Objective: Locate the word "JSON" in the material, then show every line that holds it.

-.-.-

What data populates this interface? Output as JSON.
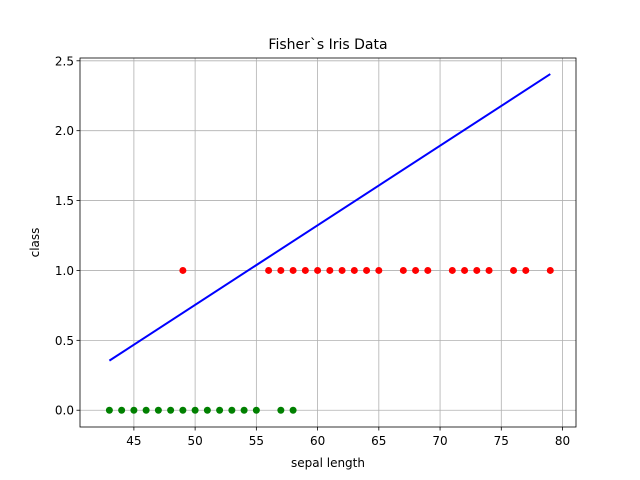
{
  "chart_data": {
    "type": "scatter",
    "title": "Fisher`s Iris Data",
    "xlabel": "sepal length",
    "ylabel": "class",
    "xlim": [
      40.6,
      81.1
    ],
    "ylim": [
      -0.12,
      2.52
    ],
    "xticks": [
      45,
      50,
      55,
      60,
      65,
      70,
      75,
      80
    ],
    "yticks": [
      0.0,
      0.5,
      1.0,
      1.5,
      2.0,
      2.5
    ],
    "xtick_labels": [
      "45",
      "50",
      "55",
      "60",
      "65",
      "70",
      "75",
      "80"
    ],
    "ytick_labels": [
      "0.0",
      "0.5",
      "1.0",
      "1.5",
      "2.0",
      "2.5"
    ],
    "grid": true,
    "series": [
      {
        "color": "#008000",
        "x": [
          43,
          44,
          45,
          46,
          47,
          48,
          49,
          50,
          51,
          52,
          53,
          54,
          55,
          57,
          58
        ],
        "y": [
          0,
          0,
          0,
          0,
          0,
          0,
          0,
          0,
          0,
          0,
          0,
          0,
          0,
          0,
          0
        ]
      },
      {
        "color": "#ff0000",
        "x": [
          49,
          56,
          57,
          58,
          59,
          60,
          61,
          62,
          63,
          64,
          65,
          67,
          68,
          69,
          71,
          72,
          73,
          74,
          76,
          77,
          79
        ],
        "y": [
          1,
          1,
          1,
          1,
          1,
          1,
          1,
          1,
          1,
          1,
          1,
          1,
          1,
          1,
          1,
          1,
          1,
          1,
          1,
          1,
          1
        ]
      },
      {
        "type": "line",
        "color": "#0000ff",
        "x": [
          43,
          79
        ],
        "y": [
          0.355,
          2.405
        ]
      }
    ]
  }
}
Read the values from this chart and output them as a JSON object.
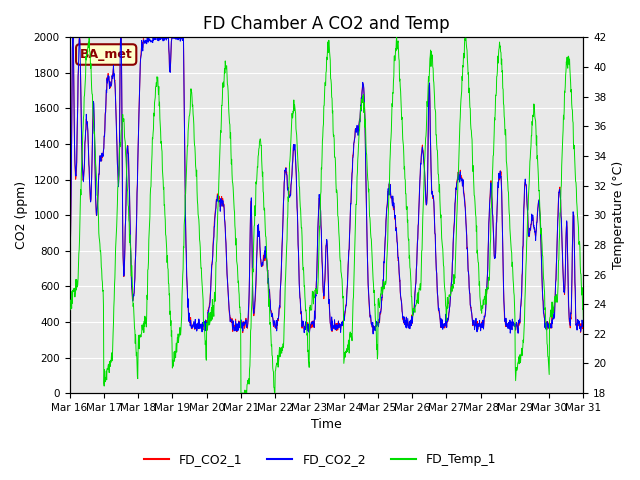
{
  "title": "FD Chamber A CO2 and Temp",
  "xlabel": "Time",
  "ylabel_left": "CO2 (ppm)",
  "ylabel_right": "Temperature (°C)",
  "ylim_left": [
    0,
    2000
  ],
  "ylim_right": [
    18,
    42
  ],
  "legend_labels": [
    "FD_CO2_1",
    "FD_CO2_2",
    "FD_Temp_1"
  ],
  "line_colors": {
    "co2_1": "red",
    "co2_2": "blue",
    "temp_1": "#00dd00"
  },
  "annotation_text": "BA_met",
  "annotation_bg": "#ffffcc",
  "annotation_border": "#8b0000",
  "plot_bg": "#e8e8e8",
  "fig_bg": "#ffffff",
  "title_fontsize": 12,
  "axis_label_fontsize": 9,
  "tick_fontsize": 7.5,
  "legend_fontsize": 9
}
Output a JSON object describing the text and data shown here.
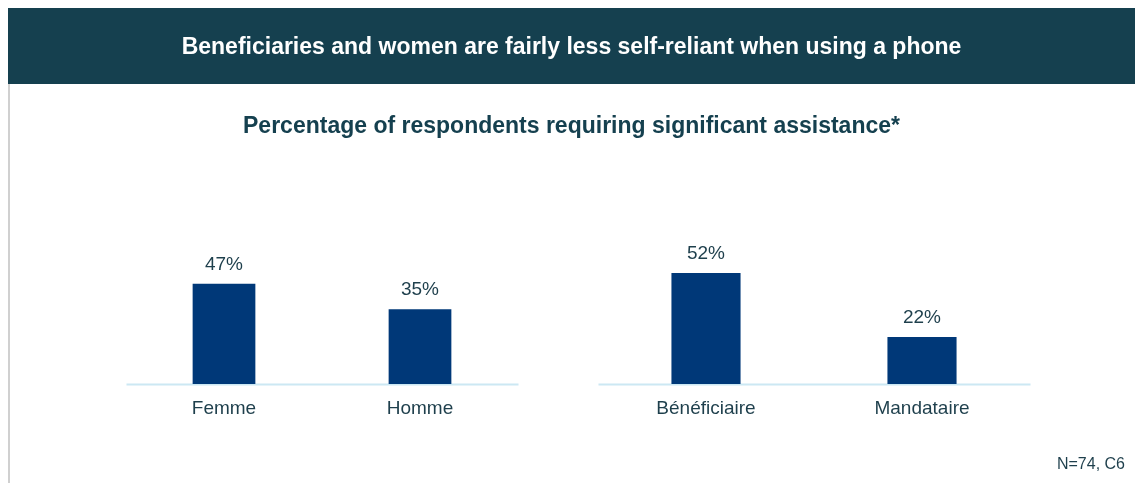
{
  "chart_data": [
    {
      "type": "bar",
      "title": "Beneficiaries and women are fairly less self-reliant when using a phone",
      "subtitle": "Percentage of respondents requiring significant assistance*",
      "categories": [
        "Femme",
        "Homme"
      ],
      "values": [
        47,
        35
      ],
      "value_labels": [
        "47%",
        "35%"
      ],
      "color": "#003878"
    },
    {
      "type": "bar",
      "categories": [
        "Bénéficiaire",
        "Mandataire"
      ],
      "values": [
        52,
        22
      ],
      "value_labels": [
        "52%",
        "22%"
      ],
      "color": "#003878",
      "annotations": [
        "N=74, C6"
      ]
    }
  ]
}
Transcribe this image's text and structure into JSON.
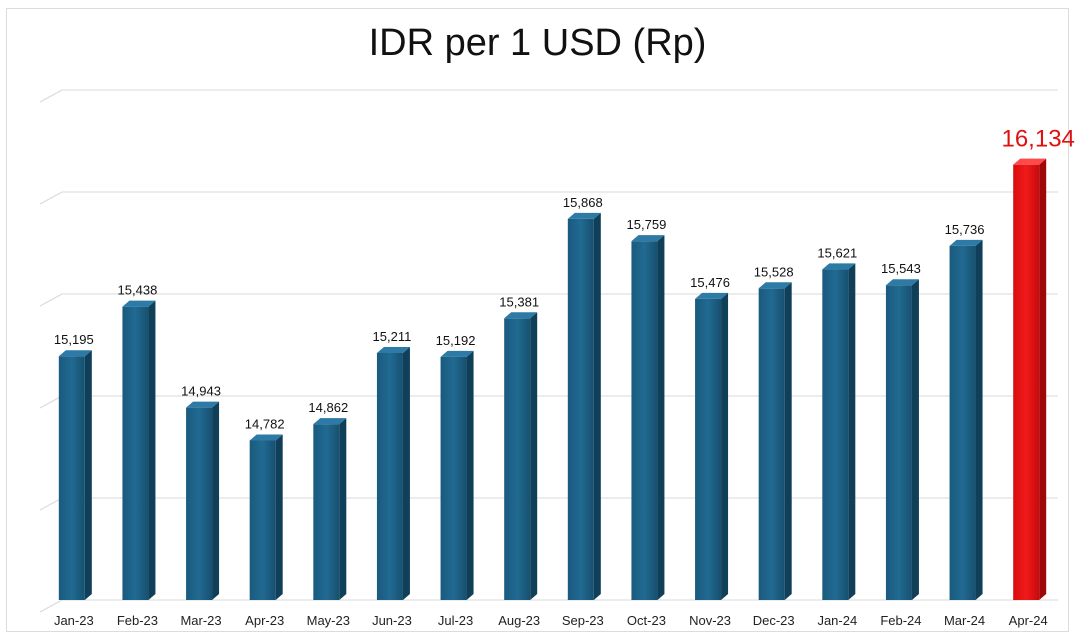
{
  "chart_data": {
    "type": "bar",
    "title": "IDR per 1 USD (Rp)",
    "xlabel": "",
    "ylabel": "",
    "categories": [
      "Jan-23",
      "Feb-23",
      "Mar-23",
      "Apr-23",
      "May-23",
      "Jun-23",
      "Jul-23",
      "Aug-23",
      "Sep-23",
      "Oct-23",
      "Nov-23",
      "Dec-23",
      "Jan-24",
      "Feb-24",
      "Mar-24",
      "Apr-24"
    ],
    "values": [
      15195,
      15438,
      14943,
      14782,
      14862,
      15211,
      15192,
      15381,
      15868,
      15759,
      15476,
      15528,
      15621,
      15543,
      15736,
      16134
    ],
    "data_labels": [
      "15,195",
      "15,438",
      "14,943",
      "14,782",
      "14,862",
      "15,211",
      "15,192",
      "15,381",
      "15,868",
      "15,759",
      "15,476",
      "15,528",
      "15,621",
      "15,543",
      "15,736",
      "16,134"
    ],
    "ylim": [
      14000,
      16500
    ],
    "grid": true,
    "legend": "none",
    "colors": {
      "bar": "#1b5c80",
      "highlight": "#e31212"
    },
    "highlight_index": 15
  }
}
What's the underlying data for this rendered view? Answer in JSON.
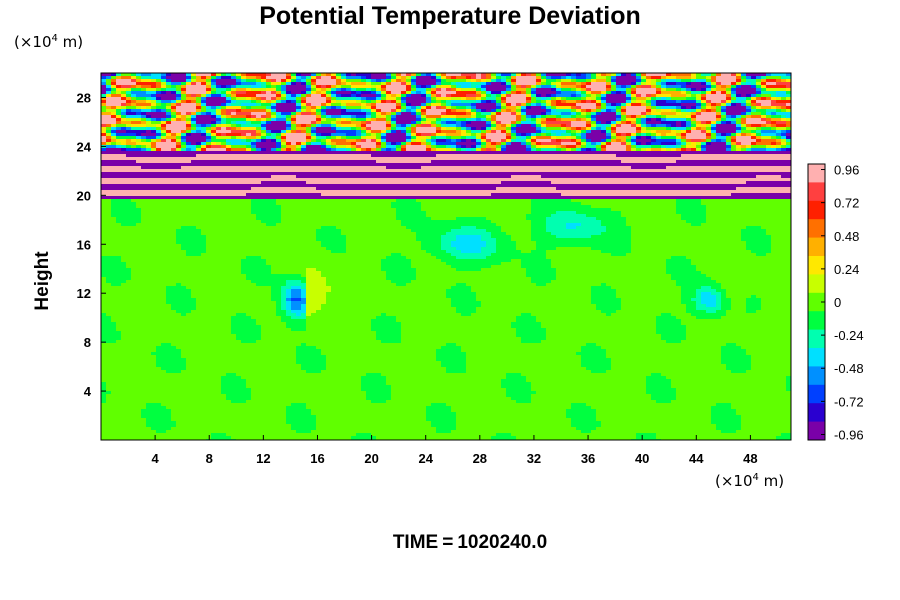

-.-.-

Output:
What data populates this interface? Output as JSON.
Read the values from this chart and output them as a JSON object.
Output a JSON object describing the text and data shown here.
Transcribe this image's text and structure into JSON.
What's the underlying data for this rendered view? Answer in JSON.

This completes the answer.